= PROBLEM TO WORK ON =
In the copy, keep every record exact and leave out all images.

= INPUT RECORDS =
══════════════════════════════
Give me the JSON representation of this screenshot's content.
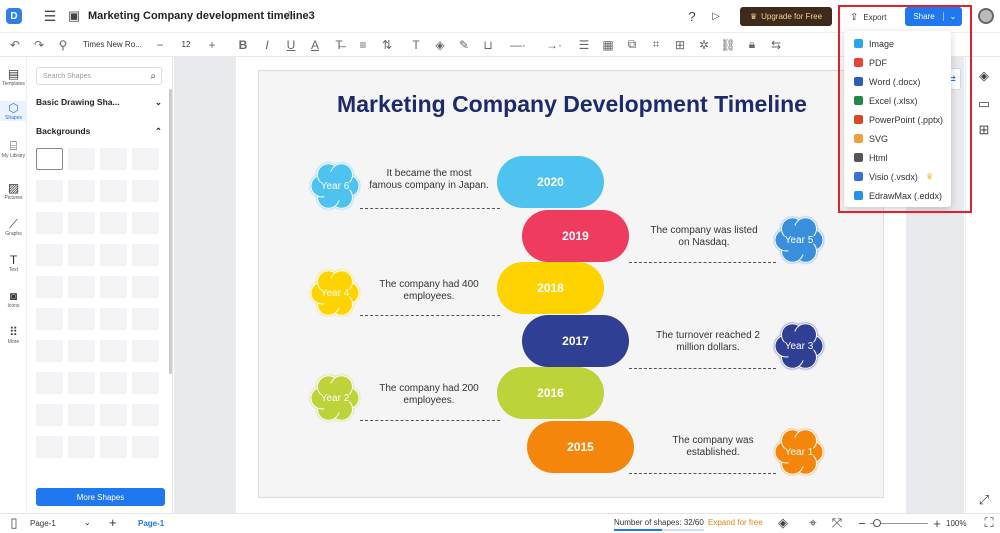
{
  "titlebar": {
    "doc_title": "Marketing Company development timeline3",
    "upgrade_label": "Upgrade for Free",
    "export_label": "Export",
    "share_label": "Share"
  },
  "toolbar": {
    "font": "Times New Ro...",
    "size": "12"
  },
  "rail": {
    "items": [
      "Templates",
      "Shapes",
      "My Library",
      "Pictures",
      "Graphs",
      "Text",
      "Icons",
      "More"
    ]
  },
  "panel": {
    "search_placeholder": "Search Shapes",
    "basic_label": "Basic Drawing Sha...",
    "backgrounds_label": "Backgrounds",
    "more_shapes_label": "More Shapes"
  },
  "diagram": {
    "title": "Marketing Company Development Timeline",
    "pills": [
      {
        "year": "2020",
        "color": "#4ec3ef"
      },
      {
        "year": "2019",
        "color": "#ef3c5e"
      },
      {
        "year": "2018",
        "color": "#ffd300"
      },
      {
        "year": "2017",
        "color": "#2f3f94"
      },
      {
        "year": "2016",
        "color": "#bdd339"
      },
      {
        "year": "2015",
        "color": "#f4870b"
      }
    ],
    "flowers": [
      {
        "label": "Year 6",
        "color": "#4ec3ef"
      },
      {
        "label": "Year 5",
        "color": "#3a8fdc"
      },
      {
        "label": "Year 4",
        "color": "#ffd300"
      },
      {
        "label": "Year 3",
        "color": "#2f3f94"
      },
      {
        "label": "Year 2",
        "color": "#bdd339"
      },
      {
        "label": "Year 1",
        "color": "#f4870b"
      }
    ],
    "descs": [
      "It became the most famous company in Japan.",
      "The company was listed on Nasdaq.",
      "The company had 400 employees.",
      "The turnover  reached 2 million dollars.",
      "The company had 200 employees.",
      "The company was established."
    ]
  },
  "menu": {
    "items": [
      {
        "label": "Image",
        "icon": "image-file-icon",
        "color": "#2aa7e8"
      },
      {
        "label": "PDF",
        "icon": "pdf-file-icon",
        "color": "#e8433a"
      },
      {
        "label": "Word (.docx)",
        "icon": "word-file-icon",
        "color": "#2b5fb8"
      },
      {
        "label": "Excel (.xlsx)",
        "icon": "excel-file-icon",
        "color": "#21874b"
      },
      {
        "label": "PowerPoint (.pptx)",
        "icon": "powerpoint-file-icon",
        "color": "#d24a26"
      },
      {
        "label": "SVG",
        "icon": "svg-file-icon",
        "color": "#f0a03a"
      },
      {
        "label": "Html",
        "icon": "html-file-icon",
        "color": "#555555"
      },
      {
        "label": "Visio (.vsdx)",
        "icon": "visio-file-icon",
        "color": "#3a6fd8"
      },
      {
        "label": "EdrawMax (.eddx)",
        "icon": "edrawmax-file-icon",
        "color": "#2a8fe8"
      }
    ]
  },
  "status": {
    "page_select": "Page-1",
    "page_tab": "Page-1",
    "shapes_count": "Number of shapes: 32/60",
    "expand": "Expand for free",
    "zoom": "100%"
  }
}
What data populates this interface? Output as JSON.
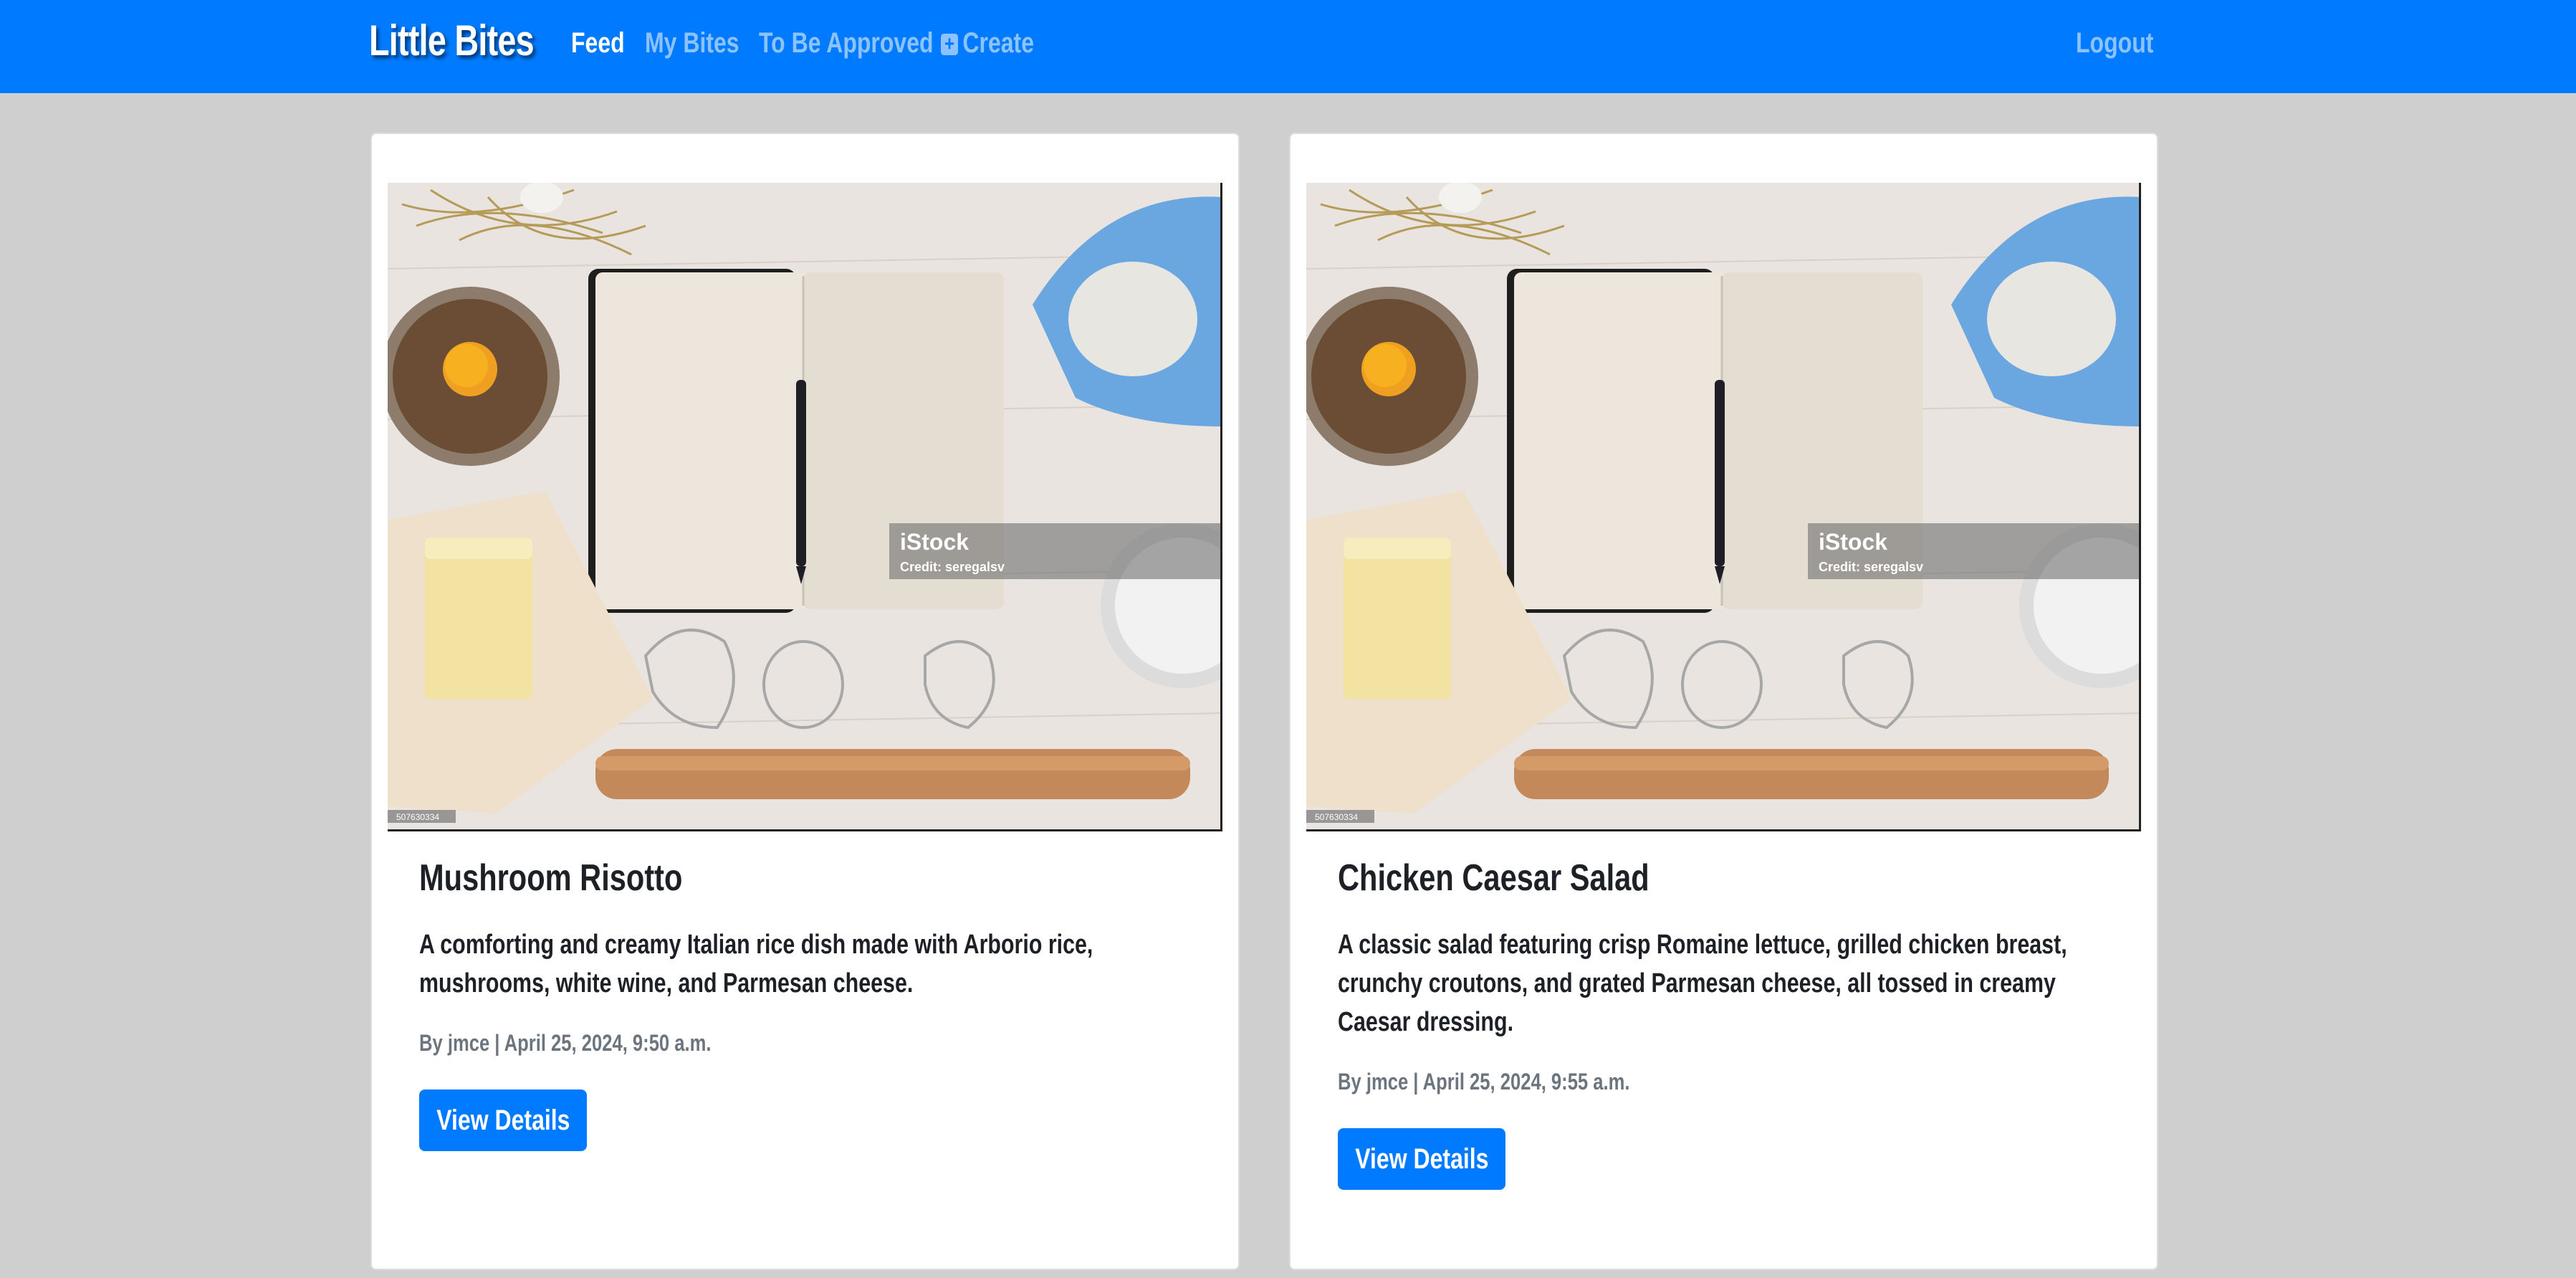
{
  "nav": {
    "brand": "Little Bites",
    "links": [
      {
        "label": "Feed",
        "active": true
      },
      {
        "label": "My Bites",
        "active": false
      },
      {
        "label": "To Be Approved",
        "active": false
      },
      {
        "label": "Create",
        "active": false,
        "icon": "plus-square-icon"
      }
    ],
    "logout": "Logout"
  },
  "colors": {
    "navbar": "#007bff",
    "background": "#cfcfcf",
    "button": "#007bff"
  },
  "posts": [
    {
      "title": "Mushroom Risotto",
      "description": "A comforting and creamy Italian rice dish made with Arborio rice, mushrooms, white wine, and Parmesan cheese.",
      "meta": "By jmce | April 25, 2024, 9:50 a.m.",
      "button": "View Details",
      "image": {
        "watermark": "iStock",
        "credit": "Credit: seregalsv",
        "id": "507630334"
      }
    },
    {
      "title": "Chicken Caesar Salad",
      "description": "A classic salad featuring crisp Romaine lettuce, grilled chicken breast, crunchy croutons, and grated Parmesan cheese, all tossed in creamy Caesar dressing.",
      "meta": "By jmce | April 25, 2024, 9:55 a.m.",
      "button": "View Details",
      "image": {
        "watermark": "iStock",
        "credit": "Credit: seregalsv",
        "id": "507630334"
      }
    }
  ]
}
══════════════════════════════
= THE ANSWER =
Give me the JSON representation of this screenshot's content.
{
  "titlebar": {
    "doc_title": "Marketing Company development timeline3",
    "upgrade_label": "Upgrade for Free",
    "export_label": "Export",
    "share_label": "Share"
  },
  "toolbar": {
    "font": "Times New Ro...",
    "size": "12"
  },
  "rail": {
    "items": [
      "Templates",
      "Shapes",
      "My Library",
      "Pictures",
      "Graphs",
      "Text",
      "Icons",
      "More"
    ]
  },
  "panel": {
    "search_placeholder": "Search Shapes",
    "basic_label": "Basic Drawing Sha...",
    "backgrounds_label": "Backgrounds",
    "more_shapes_label": "More Shapes"
  },
  "diagram": {
    "title": "Marketing Company Development Timeline",
    "pills": [
      {
        "year": "2020",
        "color": "#4ec3ef"
      },
      {
        "year": "2019",
        "color": "#ef3c5e"
      },
      {
        "year": "2018",
        "color": "#ffd300"
      },
      {
        "year": "2017",
        "color": "#2f3f94"
      },
      {
        "year": "2016",
        "color": "#bdd339"
      },
      {
        "year": "2015",
        "color": "#f4870b"
      }
    ],
    "flowers": [
      {
        "label": "Year 6",
        "color": "#4ec3ef"
      },
      {
        "label": "Year 5",
        "color": "#3a8fdc"
      },
      {
        "label": "Year 4",
        "color": "#ffd300"
      },
      {
        "label": "Year 3",
        "color": "#2f3f94"
      },
      {
        "label": "Year 2",
        "color": "#bdd339"
      },
      {
        "label": "Year 1",
        "color": "#f4870b"
      }
    ],
    "descs": [
      "It became the most famous company in Japan.",
      "The company was listed on Nasdaq.",
      "The company had 400 employees.",
      "The turnover  reached 2 million dollars.",
      "The company had 200 employees.",
      "The company was established."
    ]
  },
  "menu": {
    "items": [
      {
        "label": "Image",
        "icon": "image-file-icon",
        "color": "#2aa7e8"
      },
      {
        "label": "PDF",
        "icon": "pdf-file-icon",
        "color": "#e8433a"
      },
      {
        "label": "Word (.docx)",
        "icon": "word-file-icon",
        "color": "#2b5fb8"
      },
      {
        "label": "Excel (.xlsx)",
        "icon": "excel-file-icon",
        "color": "#21874b"
      },
      {
        "label": "PowerPoint (.pptx)",
        "icon": "powerpoint-file-icon",
        "color": "#d24a26"
      },
      {
        "label": "SVG",
        "icon": "svg-file-icon",
        "color": "#f0a03a"
      },
      {
        "label": "Html",
        "icon": "html-file-icon",
        "color": "#555555"
      },
      {
        "label": "Visio (.vsdx)",
        "icon": "visio-file-icon",
        "color": "#3a6fd8"
      },
      {
        "label": "EdrawMax (.eddx)",
        "icon": "edrawmax-file-icon",
        "color": "#2a8fe8"
      }
    ]
  },
  "status": {
    "page_select": "Page-1",
    "page_tab": "Page-1",
    "shapes_count": "Number of shapes: 32/60",
    "expand": "Expand for free",
    "zoom": "100%"
  }
}
What data populates this interface? Output as JSON.
{
  "nav": {
    "brand": "Little Bites",
    "links": [
      {
        "label": "Feed",
        "active": true
      },
      {
        "label": "My Bites",
        "active": false
      },
      {
        "label": "To Be Approved",
        "active": false
      },
      {
        "label": "Create",
        "active": false,
        "icon": "plus-square-icon"
      }
    ],
    "logout": "Logout"
  },
  "colors": {
    "navbar": "#007bff",
    "background": "#cfcfcf",
    "button": "#007bff"
  },
  "posts": [
    {
      "title": "Mushroom Risotto",
      "description": "A comforting and creamy Italian rice dish made with Arborio rice, mushrooms, white wine, and Parmesan cheese.",
      "meta": "By jmce | April 25, 2024, 9:50 a.m.",
      "button": "View Details",
      "image": {
        "watermark": "iStock",
        "credit": "Credit: seregalsv",
        "id": "507630334"
      }
    },
    {
      "title": "Chicken Caesar Salad",
      "description": "A classic salad featuring crisp Romaine lettuce, grilled chicken breast, crunchy croutons, and grated Parmesan cheese, all tossed in creamy Caesar dressing.",
      "meta": "By jmce | April 25, 2024, 9:55 a.m.",
      "button": "View Details",
      "image": {
        "watermark": "iStock",
        "credit": "Credit: seregalsv",
        "id": "507630334"
      }
    }
  ]
}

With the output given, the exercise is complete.